_Given problem 1:_ From the article on cooking aboard a private jet, write out the passage starting with "On board glassware" and going on through "meals from scratch.".
_Given problem 2:_ According to the article on cooking aboard a private jet, why does a two-week trip to Indonesia involve a stop in Hawaii and a change of crew?

Most jet owners have their food delivered from a catering company or restaurant. The flight attendant reheats it, plates it, and serves it.
We’re doing something really different. I have an immersion circulator on board. It’s so clean, easy, and precise. The food is cooked perfectly. It allows me to execute meals that I couldn’t with an oven or a microwave.
I can heat up an entire meal in the circulator. I can have a sauce in a vacuum-sealed bag, with fish in a separate bag. If I need to cook, say, carrots with my fish, I set the circulator at 185 degrees and drop my vacuum-sealed bag of prepped carrots in there. When those are tender, I’m going to drop it down to 123 degrees for the halibut. The carrots will stay perfect and not overcook, and when the halibut is ready I pull everything out, snip it out of the bag and into my serviceware so I can start plating.
A six to eight hour flight might be two meals. A bangin’ lunch, clean everything up, wash all the dishes, make sure everything is cool in the cabin. Chill out with the crew up front, do some homework, listen to music, then start dinner.
A typical meal is three courses. He wants to be surprised. Usually the first words out of his mouth when he gets on the jet are “What’s for lunch—or dinner—today Mike? I’m starving.”
FAA rules are that a cabin crew can’t be in the air longer than 12 hours. So if my boss scheduled a two-week trip to Indonesia, we’ll stop in Hawaii to refuel and switch crews. I’m dropped off in Hawaii for 10 days, the new crew goes on to Indonesia until they come back. My expenses are paid while I’m grounded.
I’ve been to the Canary Islands, Madrid, Belgium, Calgary, and Antigua multiple times. I don’t know where I’m headed next.
I’ve worked hard and I’m ambitious as hell. I’ll be able to pay off my student loans long before I ever thought I would, and take care of my mom.
After the Culinary Institute, Worth worked at The Palace at The Cincinnatian Hotel. He got noticed when he started posting pictures of his Palace dishes on Facebook.
On board glassware is Baccarat, the plates are Bernardaud, the flatware is heavy silver.
Annual operating expenses for a Gulfstream run $4–$5 million.
The Cast and Crew
There are only about 500 contract employees working on private jets in the country. Only a couple dozen do what Worth does, preparing meals from scratch.

_Provided information:_
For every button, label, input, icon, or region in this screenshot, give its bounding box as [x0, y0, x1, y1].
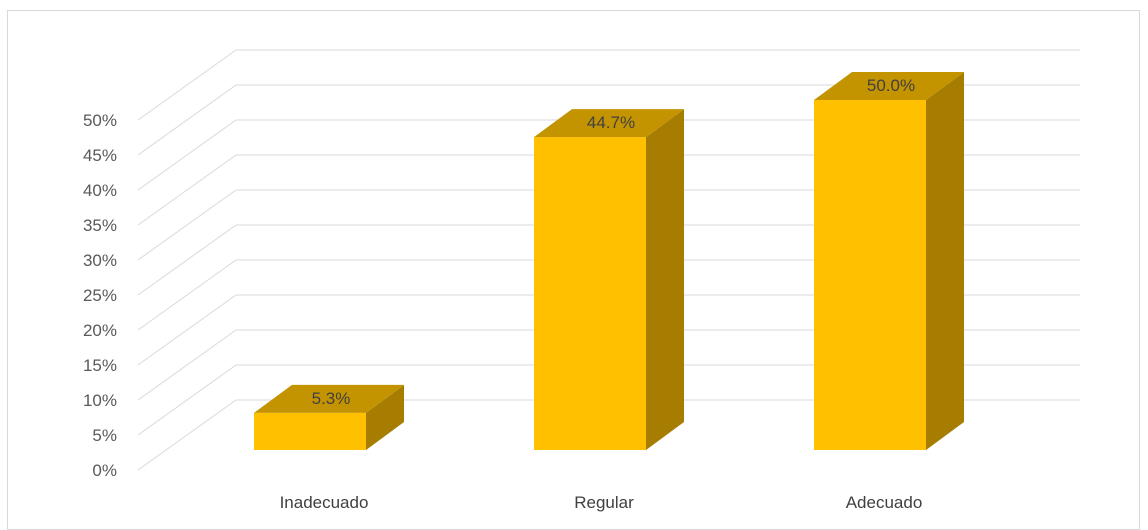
y-tick-label: 30% [83, 251, 117, 270]
bar [254, 384, 404, 450]
x-axis-categories: Inadecuado Regular Adecuado [280, 493, 923, 512]
category-label: Adecuado [846, 493, 923, 512]
y-axis-ticks: 0% 5% 10% 15% 20% 25% 30% 35% 40% 45% 50% [83, 111, 117, 480]
bar-side [366, 384, 404, 450]
data-labels: 5.3% 44.7% 50.0% [312, 76, 915, 408]
y-tick-label: 0% [92, 461, 117, 480]
bar-top [254, 384, 404, 413]
bar [534, 109, 684, 450]
y-tick-label: 15% [83, 356, 117, 375]
gridline [137, 49, 1080, 121]
bar-top [534, 109, 684, 138]
y-tick-label: 10% [83, 391, 117, 410]
category-label: Regular [574, 493, 634, 512]
y-tick-label: 45% [83, 146, 117, 165]
bar-side [646, 109, 684, 450]
y-tick-label: 25% [83, 286, 117, 305]
data-label: 44.7% [587, 113, 635, 132]
bar [814, 72, 964, 450]
y-tick-label: 50% [83, 111, 117, 130]
y-tick-label: 35% [83, 216, 117, 235]
bar-front [534, 137, 646, 450]
y-tick-label: 5% [92, 426, 117, 445]
y-tick-label: 40% [83, 181, 117, 200]
data-label: 5.3% [312, 389, 351, 408]
y-tick-label: 20% [83, 321, 117, 340]
bar-top [814, 72, 964, 100]
data-label: 50.0% [867, 76, 915, 95]
bar-front [814, 100, 926, 450]
bar-side [926, 72, 964, 450]
bars [254, 72, 964, 450]
bar-front [254, 412, 366, 450]
category-label: Inadecuado [280, 493, 369, 512]
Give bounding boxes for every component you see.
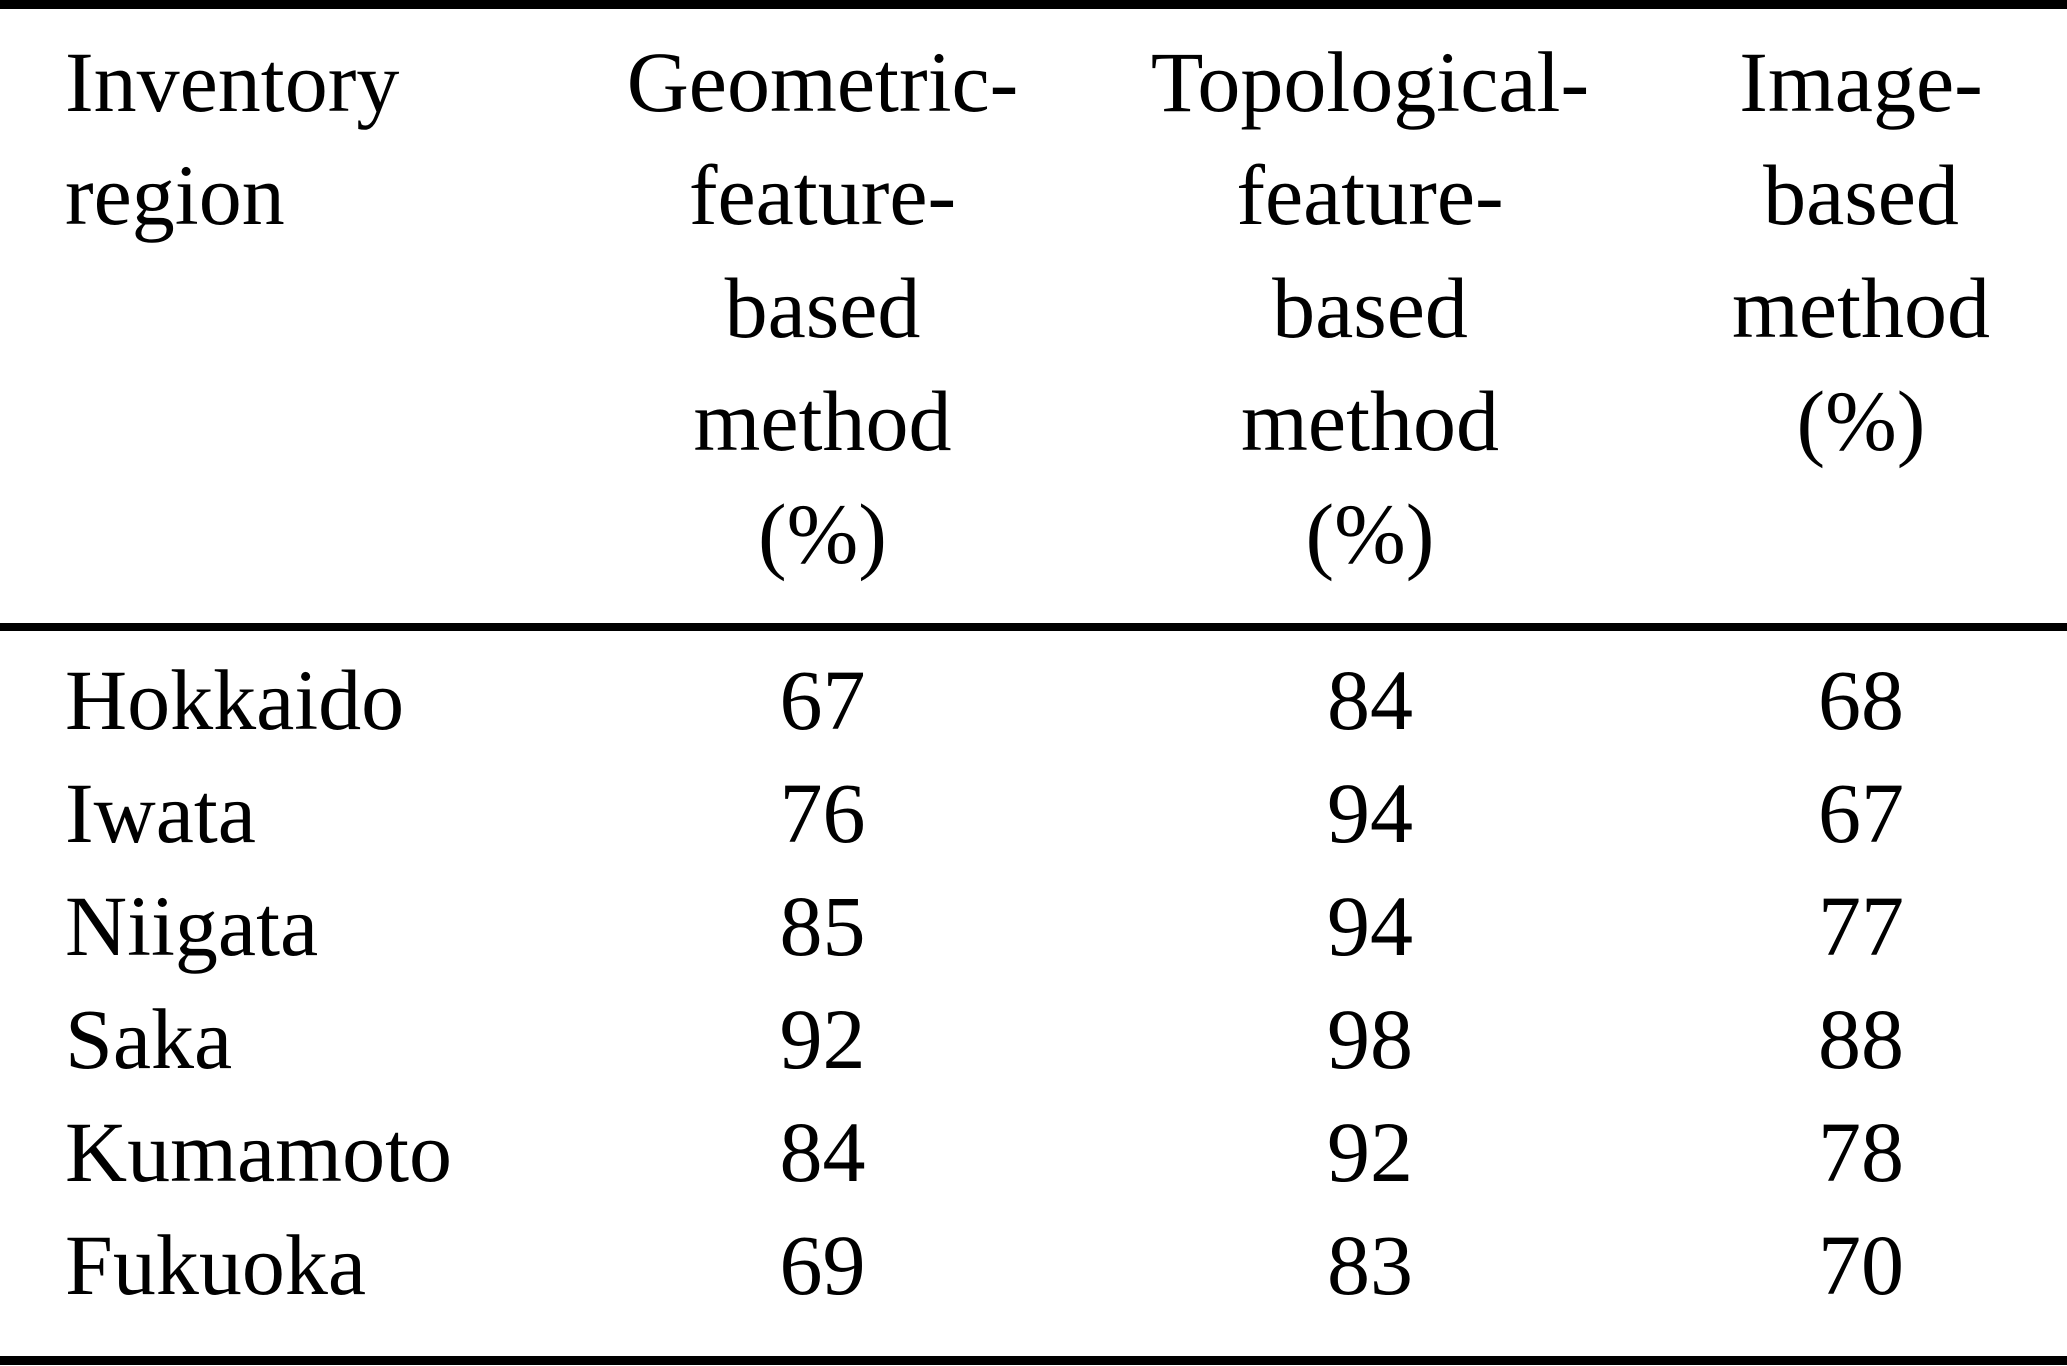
image-value-cell: 70 [1818, 1217, 1904, 1313]
column-header-topological-method: Topological- feature- based method (%) [1085, 26, 1655, 591]
header-line: (%) [1305, 486, 1435, 582]
image-value-cell: 68 [1818, 652, 1904, 748]
header-line: feature- [1236, 147, 1504, 243]
region-cell: Saka [65, 991, 233, 1087]
region-cell: Hokkaido [65, 652, 405, 748]
region-cell: Kumamoto [65, 1104, 452, 1200]
column-header-inventory-region: Inventory region [0, 26, 560, 591]
image-value-cell: 67 [1818, 765, 1904, 861]
column-header-geometric-method: Geometric- feature- based method (%) [560, 26, 1085, 591]
topological-value-cell: 84 [1327, 652, 1413, 748]
table-top-rule [0, 0, 2067, 9]
image-value-cell: 77 [1818, 878, 1904, 974]
image-value-cell: 88 [1818, 991, 1904, 1087]
header-line: Geometric- [626, 34, 1019, 130]
geometric-value-cell: 84 [779, 1104, 866, 1200]
header-line: method [1732, 260, 1990, 356]
topological-value-cell: 83 [1327, 1217, 1413, 1313]
geometric-value-cell: 67 [779, 652, 866, 748]
geometric-value-cell: 76 [779, 765, 866, 861]
column-header-image-method: Image- based method (%) [1655, 26, 2067, 591]
geometric-value-cell: 69 [779, 1217, 866, 1313]
header-line: based [724, 260, 921, 356]
header-line: Topological- [1150, 34, 1590, 130]
header-line: (%) [1796, 373, 1926, 469]
table-bottom-rule [0, 1356, 2067, 1365]
header-line: based [1763, 147, 1959, 243]
region-cell: Fukuoka [65, 1217, 366, 1313]
topological-value-cell: 94 [1327, 765, 1413, 861]
topological-value-cell: 98 [1327, 991, 1413, 1087]
region-cell: Niigata [65, 878, 319, 974]
geometric-value-cell: 92 [779, 991, 866, 1087]
table-header-rule [0, 623, 2067, 631]
geometric-value-cell: 85 [779, 878, 866, 974]
image-value-cell: 78 [1818, 1104, 1904, 1200]
topological-value-cell: 92 [1327, 1104, 1413, 1200]
header-line: feature- [688, 147, 957, 243]
header-line: method [1241, 373, 1499, 469]
header-line: based [1272, 260, 1468, 356]
table-header-row: Inventory region Geometric- feature- bas… [0, 26, 2067, 591]
header-line: Image- [1739, 34, 1983, 130]
table-body: Hokkaido 67 84 68 Iwata 76 94 67 Niigata… [0, 644, 2067, 1322]
topological-value-cell: 94 [1327, 878, 1413, 974]
header-line: region [65, 147, 285, 243]
header-line: (%) [758, 486, 887, 582]
region-cell: Iwata [65, 765, 256, 861]
header-line: method [693, 373, 952, 469]
header-line: Inventory [65, 34, 400, 130]
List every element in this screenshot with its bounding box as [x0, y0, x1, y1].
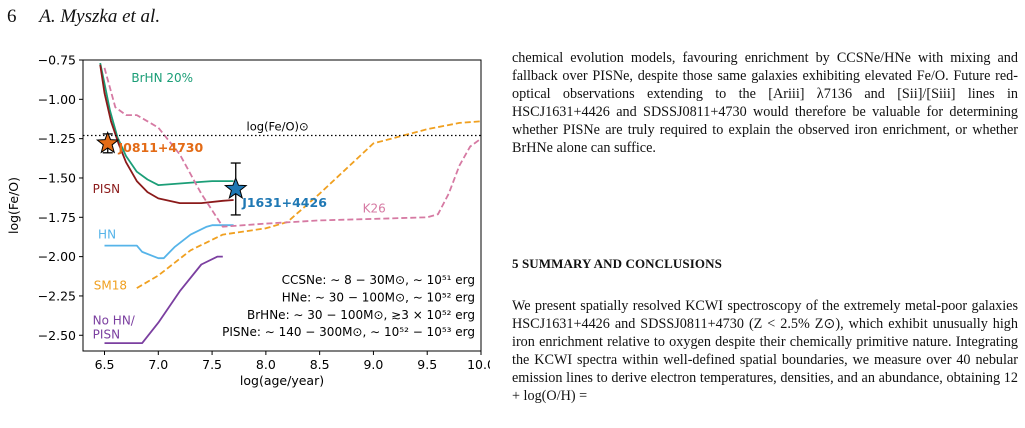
plot-frame — [82, 59, 482, 352]
section-heading: 5 SUMMARY AND CONCLUSIONS — [512, 256, 722, 271]
y-tick-label: −1.75 — [38, 210, 76, 225]
x-tick-label: 8.0 — [256, 357, 276, 372]
series-label-4: No HN/PISN — [93, 313, 136, 341]
solar-reference-label: log(Fe/O)⊙ — [247, 120, 309, 134]
series-label-1: PISN — [93, 182, 120, 196]
labels-layer: log(Fe/O)⊙ BrHN 20% PISN HN SM18 No HN/PISN K2… — [93, 71, 475, 341]
x-tick-label: 6.5 — [95, 357, 115, 372]
data-star-1 — [223, 176, 248, 200]
x-tick-label: 7.0 — [148, 357, 168, 372]
axes-layer: 6.5 7.0 7.5 8.0 8.5 9.0 9.5 10.0 −0.75 −1.00 −1.25… — [6, 53, 490, 389]
series-layer — [99, 62, 482, 345]
series-line-1 — [99, 64, 234, 205]
paragraph-1-text: chemical evolution models, favouring enr… — [512, 50, 1018, 156]
x-tick-label: 7.5 — [202, 357, 222, 372]
points-layer — [95, 130, 248, 216]
energy-annotation-2: BrHNe: ∼ 30 − 100M⊙, ≳3 × 10⁵² erg — [247, 308, 475, 322]
series-line-2 — [104, 224, 234, 260]
series-label-3: SM18 — [94, 279, 127, 293]
point-label-1: J1631+4426 — [241, 195, 327, 210]
x-tick-label: 9.5 — [417, 357, 437, 372]
energy-annotation-3: PISNe: ∼ 140 − 300M⊙, ∼ 10⁵² − 10⁵³ erg — [222, 325, 475, 339]
series-label-5: K26 — [363, 202, 386, 216]
x-axis-title: log(age/year) — [240, 373, 324, 388]
running-authors: A. Myszka et al. — [39, 6, 161, 27]
series-line-0 — [99, 62, 234, 187]
data-star-0 — [95, 130, 120, 154]
energy-annotation-1: HNe: ∼ 30 − 100M⊙, ∼ 10⁵² erg — [282, 291, 475, 305]
x-tick-label: 9.0 — [363, 357, 383, 372]
y-tick-label: −1.50 — [38, 170, 76, 185]
x-tick-label: 10.0 — [467, 357, 490, 372]
point-label-0: J0811+4730 — [117, 140, 203, 155]
page-header: 6 A. Myszka et al. — [7, 6, 160, 28]
paragraph-2-text: We present spatially resolved KCWI spect… — [512, 298, 1018, 404]
y-tick-label: −2.00 — [38, 249, 76, 264]
y-tick-label: −1.25 — [38, 131, 76, 146]
paragraph-summary: We present spatially resolved KCWI spect… — [512, 297, 1018, 405]
series-label-0: BrHN 20% — [131, 71, 193, 85]
series-label-2: HN — [98, 228, 116, 242]
page-number: 6 — [7, 6, 17, 27]
figure-fe-o-vs-age: 6.5 7.0 7.5 8.0 8.5 9.0 9.5 10.0 −0.75 −1.00 −1.25… — [6, 53, 490, 389]
y-tick-label: −2.50 — [38, 328, 76, 343]
y-axis-title: log(Fe/O) — [6, 177, 21, 234]
energy-annotation-0: CCSNe: ∼ 8 − 30M⊙, ∼ 10⁵¹ erg — [282, 273, 475, 287]
series-line-4 — [104, 255, 223, 345]
y-tick-label: −2.25 — [38, 288, 76, 303]
y-tick-label: −1.00 — [38, 92, 76, 107]
paragraph-chemical-evolution: chemical evolution models, favouring enr… — [512, 49, 1018, 157]
x-tick-label: 8.5 — [310, 357, 330, 372]
y-tick-label: −0.75 — [38, 53, 76, 68]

_Worked answer 1:_
On board glassware is Baccarat, the plates are Bernardaud, the flatware is heavy silver.
Annual operating expenses for a Gulfstream run $4–$5 million.
The Cast and Crew
There are only about 500 contract employees working on private jets in the country. Only a couple dozen do what Worth does, preparing meals from scratch.

_Worked answer 2:_ FAA rules say a cabin crew can't be in the air longer than 12 hours. So on a trip to Indonesia, the jet stops in Hawaii to refuel and switch crews. The new crew goes on to Indonesia while the original crew stays in Hawaii for 10 days.